Determine which lines contain the word "процессе", then copy those lines.

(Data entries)
((

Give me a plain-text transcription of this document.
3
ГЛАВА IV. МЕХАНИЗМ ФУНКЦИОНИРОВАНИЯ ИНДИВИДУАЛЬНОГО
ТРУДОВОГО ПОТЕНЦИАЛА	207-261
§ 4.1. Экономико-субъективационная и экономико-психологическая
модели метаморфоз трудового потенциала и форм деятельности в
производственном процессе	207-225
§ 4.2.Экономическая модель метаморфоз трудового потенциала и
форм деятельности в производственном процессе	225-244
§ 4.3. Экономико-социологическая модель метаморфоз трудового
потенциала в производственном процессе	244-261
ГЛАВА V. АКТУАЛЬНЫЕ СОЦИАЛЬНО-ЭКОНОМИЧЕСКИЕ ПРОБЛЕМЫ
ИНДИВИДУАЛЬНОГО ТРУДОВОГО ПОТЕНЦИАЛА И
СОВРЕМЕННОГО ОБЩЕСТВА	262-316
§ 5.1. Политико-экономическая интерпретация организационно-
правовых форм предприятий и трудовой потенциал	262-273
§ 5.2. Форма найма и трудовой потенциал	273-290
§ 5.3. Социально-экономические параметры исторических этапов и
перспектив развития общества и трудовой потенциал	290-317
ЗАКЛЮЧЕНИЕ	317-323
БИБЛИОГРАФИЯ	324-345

))
((

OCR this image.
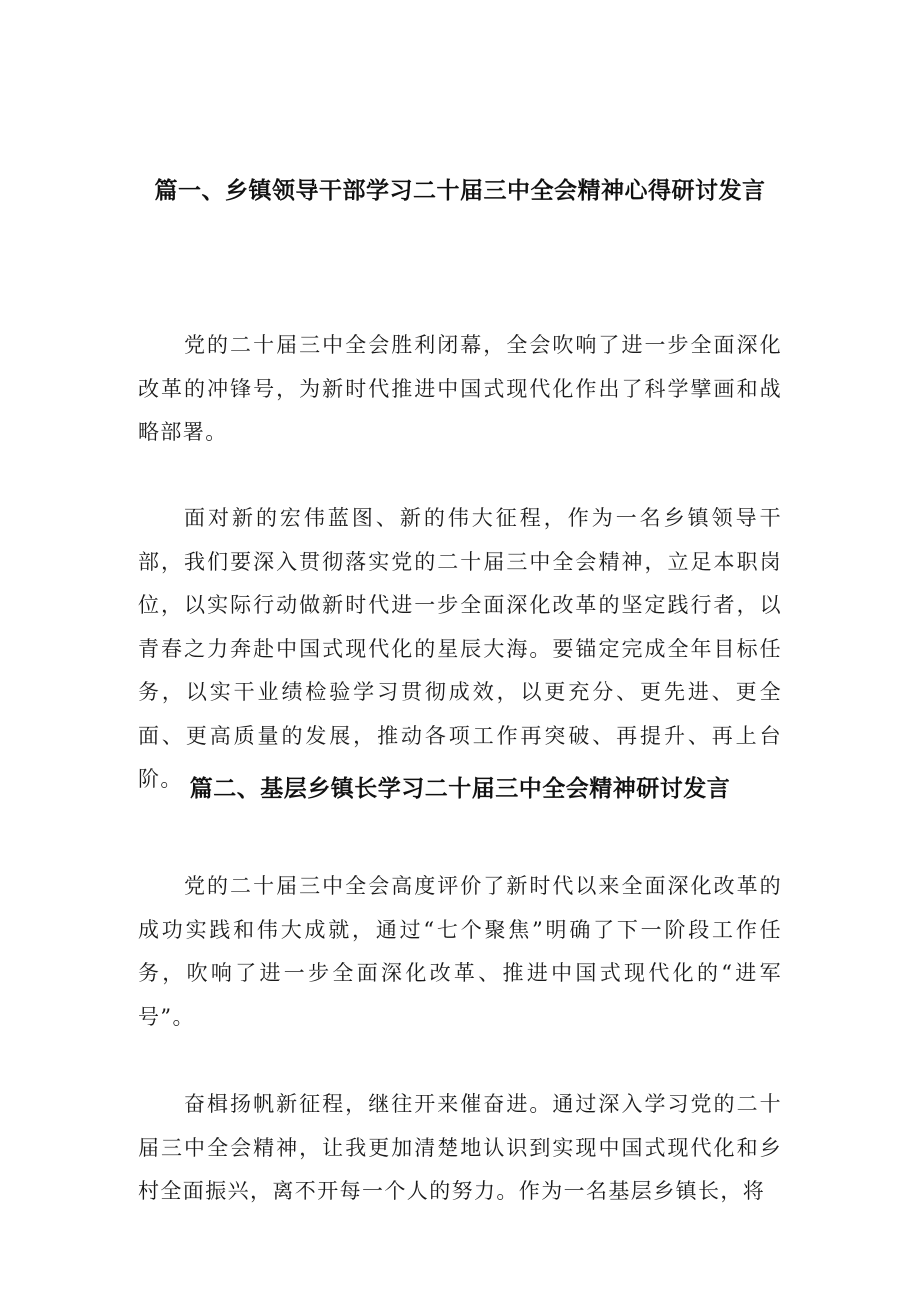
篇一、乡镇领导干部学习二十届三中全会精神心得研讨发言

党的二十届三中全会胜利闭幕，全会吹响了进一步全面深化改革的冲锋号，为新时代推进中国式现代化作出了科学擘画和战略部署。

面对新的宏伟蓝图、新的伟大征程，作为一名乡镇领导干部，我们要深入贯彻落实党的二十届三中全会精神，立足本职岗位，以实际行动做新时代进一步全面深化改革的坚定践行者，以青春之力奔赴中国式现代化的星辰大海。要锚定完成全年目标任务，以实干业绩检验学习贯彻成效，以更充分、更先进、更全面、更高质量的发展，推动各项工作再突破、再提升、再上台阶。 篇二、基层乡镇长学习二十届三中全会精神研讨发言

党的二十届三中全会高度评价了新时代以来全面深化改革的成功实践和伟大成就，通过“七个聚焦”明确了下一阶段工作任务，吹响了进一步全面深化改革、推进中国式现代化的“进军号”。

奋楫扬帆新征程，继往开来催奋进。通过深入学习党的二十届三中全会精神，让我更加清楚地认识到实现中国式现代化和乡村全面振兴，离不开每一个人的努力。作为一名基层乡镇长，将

))

• _Response_:
производственном процессе	207-225
форм деятельности в производственном процессе	225-244
потенциала в производственном процессе	244-261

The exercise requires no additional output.